Repeat the data word for word. Do not include the pictures.

* Start Exercise material *

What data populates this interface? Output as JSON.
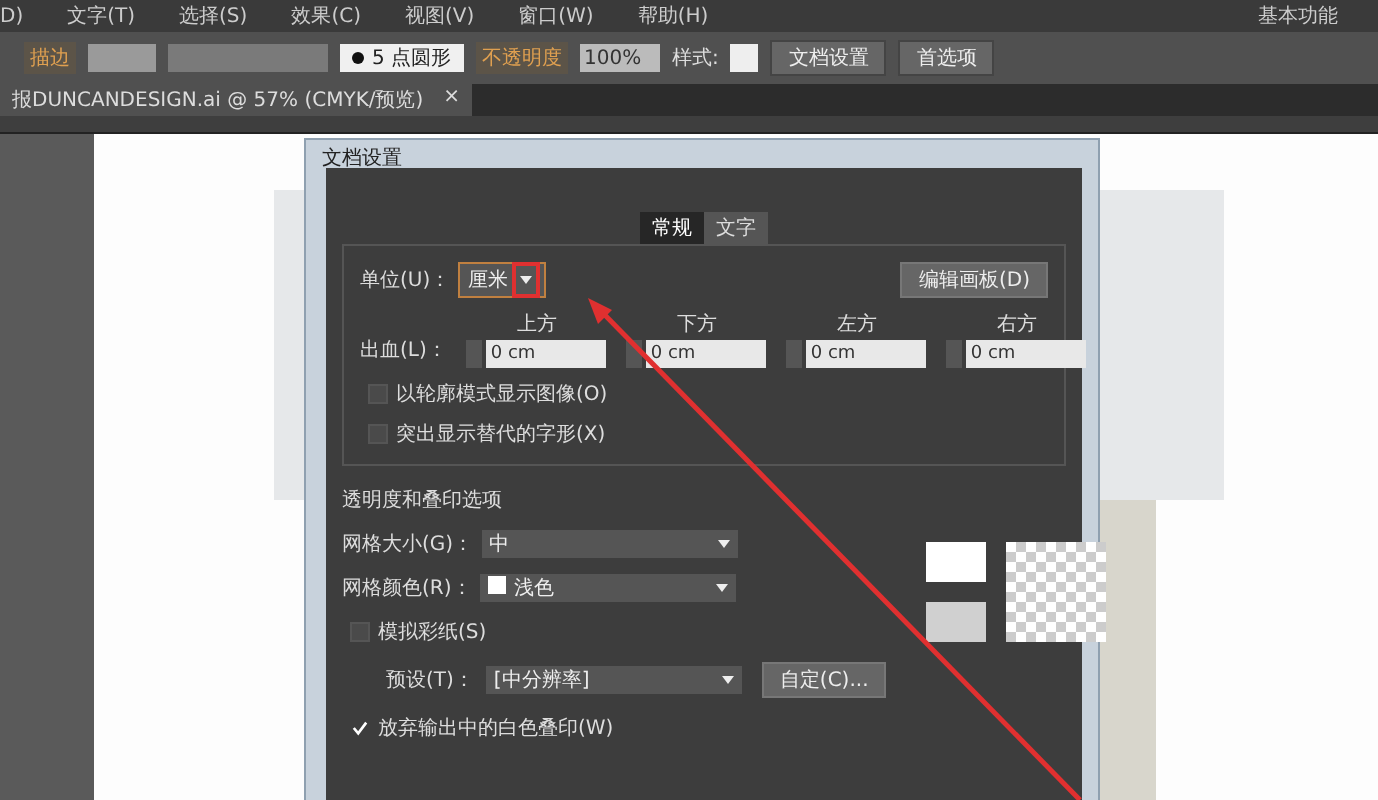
{
  "menubar": {
    "items": [
      "D)",
      "文字(T)",
      "选择(S)",
      "效果(C)",
      "视图(V)",
      "窗口(W)",
      "帮助(H)"
    ],
    "workspace": "基本功能"
  },
  "control_bar": {
    "stroke_label": "描边",
    "brush": "5 点圆形",
    "opacity_label": "不透明度",
    "opacity": "100%",
    "style_label": "样式:",
    "buttons": [
      "文档设置",
      "首选项"
    ]
  },
  "document_tab": {
    "title": "报DUNCANDESIGN.ai @ 57% (CMYK/预览)",
    "close": "×"
  },
  "dialog": {
    "title": "文档设置",
    "tabs": [
      {
        "label": "常规",
        "selected": true
      },
      {
        "label": "文字",
        "selected": false
      }
    ],
    "units_label": "单位(U)：",
    "units_value": "厘米",
    "units_caret_highlighted": true,
    "edit_artboards": "编辑画板(D)",
    "bleed_label": "出血(L)：",
    "bleed": [
      {
        "label": "上方",
        "value": "0 cm"
      },
      {
        "label": "下方",
        "value": "0 cm"
      },
      {
        "label": "左方",
        "value": "0 cm"
      },
      {
        "label": "右方",
        "value": "0 cm"
      }
    ],
    "options": [
      {
        "label": "以轮廓模式显示图像(O)",
        "checked": false
      },
      {
        "label": "突出显示替代的字形(X)",
        "checked": false
      }
    ],
    "section_title": "透明度和叠印选项",
    "grid_size_label": "网格大小(G)：",
    "grid_size": "中",
    "grid_color_label": "网格颜色(R)：",
    "grid_color": "浅色",
    "simulate_paper": {
      "label": "模拟彩纸(S)",
      "checked": false
    },
    "preset_label": "预设(T)：",
    "preset": "[中分辨率]",
    "custom_button": "自定(C)...",
    "discard_white": {
      "label": "放弃输出中的白色叠印(W)",
      "checked": true
    }
  }
}
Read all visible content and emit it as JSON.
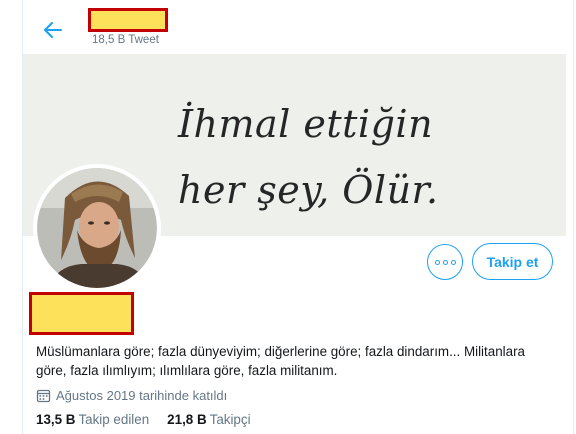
{
  "header": {
    "tweet_count": "18,5 B Tweet"
  },
  "banner": {
    "line1": "İhmal ettiğin",
    "line2": "her şey, Ölür."
  },
  "profile": {
    "bio": "Müslümanlara göre; fazla dünyeviyim; diğerlerine göre; fazla dindarım... Militanlara göre, fazla ılımlıyım; ılımlılara göre, fazla militanım.",
    "joined": "Ağustos 2019 tarihinde katıldı",
    "following_count": "13,5 B",
    "following_label": "Takip edilen",
    "followers_count": "21,8 B",
    "followers_label": "Takipçi"
  },
  "actions": {
    "follow_label": "Takip et"
  },
  "colors": {
    "accent": "#1da1f2",
    "secondary_text": "#657786",
    "redaction_fill": "#fde15a",
    "redaction_border": "#c20000"
  },
  "icons": {
    "back": "arrow-left-icon",
    "more": "more-horizontal-icon",
    "calendar": "calendar-icon"
  }
}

* End Exercise material *

### Response for this exercise
What data populates this interface? Output as JSON.
{
  "menubar": {
    "items": [
      "D)",
      "文字(T)",
      "选择(S)",
      "效果(C)",
      "视图(V)",
      "窗口(W)",
      "帮助(H)"
    ],
    "workspace": "基本功能"
  },
  "control_bar": {
    "stroke_label": "描边",
    "brush": "5 点圆形",
    "opacity_label": "不透明度",
    "opacity": "100%",
    "style_label": "样式:",
    "buttons": [
      "文档设置",
      "首选项"
    ]
  },
  "document_tab": {
    "title": "报DUNCANDESIGN.ai @ 57% (CMYK/预览)",
    "close": "×"
  },
  "dialog": {
    "title": "文档设置",
    "tabs": [
      {
        "label": "常规",
        "selected": true
      },
      {
        "label": "文字",
        "selected": false
      }
    ],
    "units_label": "单位(U)：",
    "units_value": "厘米",
    "units_caret_highlighted": true,
    "edit_artboards": "编辑画板(D)",
    "bleed_label": "出血(L)：",
    "bleed": [
      {
        "label": "上方",
        "value": "0 cm"
      },
      {
        "label": "下方",
        "value": "0 cm"
      },
      {
        "label": "左方",
        "value": "0 cm"
      },
      {
        "label": "右方",
        "value": "0 cm"
      }
    ],
    "options": [
      {
        "label": "以轮廓模式显示图像(O)",
        "checked": false
      },
      {
        "label": "突出显示替代的字形(X)",
        "checked": false
      }
    ],
    "section_title": "透明度和叠印选项",
    "grid_size_label": "网格大小(G)：",
    "grid_size": "中",
    "grid_color_label": "网格颜色(R)：",
    "grid_color": "浅色",
    "simulate_paper": {
      "label": "模拟彩纸(S)",
      "checked": false
    },
    "preset_label": "预设(T)：",
    "preset": "[中分辨率]",
    "custom_button": "自定(C)...",
    "discard_white": {
      "label": "放弃输出中的白色叠印(W)",
      "checked": true
    }
  }
}
Read all visible content and emit it as JSON.
{
  "header": {
    "tweet_count": "18,5 B Tweet"
  },
  "banner": {
    "line1": "İhmal ettiğin",
    "line2": "her şey, Ölür."
  },
  "profile": {
    "bio": "Müslümanlara göre; fazla dünyeviyim; diğerlerine göre; fazla dindarım... Militanlara göre, fazla ılımlıyım; ılımlılara göre, fazla militanım.",
    "joined": "Ağustos 2019 tarihinde katıldı",
    "following_count": "13,5 B",
    "following_label": "Takip edilen",
    "followers_count": "21,8 B",
    "followers_label": "Takipçi"
  },
  "actions": {
    "follow_label": "Takip et"
  },
  "colors": {
    "accent": "#1da1f2",
    "secondary_text": "#657786",
    "redaction_fill": "#fde15a",
    "redaction_border": "#c20000"
  },
  "icons": {
    "back": "arrow-left-icon",
    "more": "more-horizontal-icon",
    "calendar": "calendar-icon"
  }
}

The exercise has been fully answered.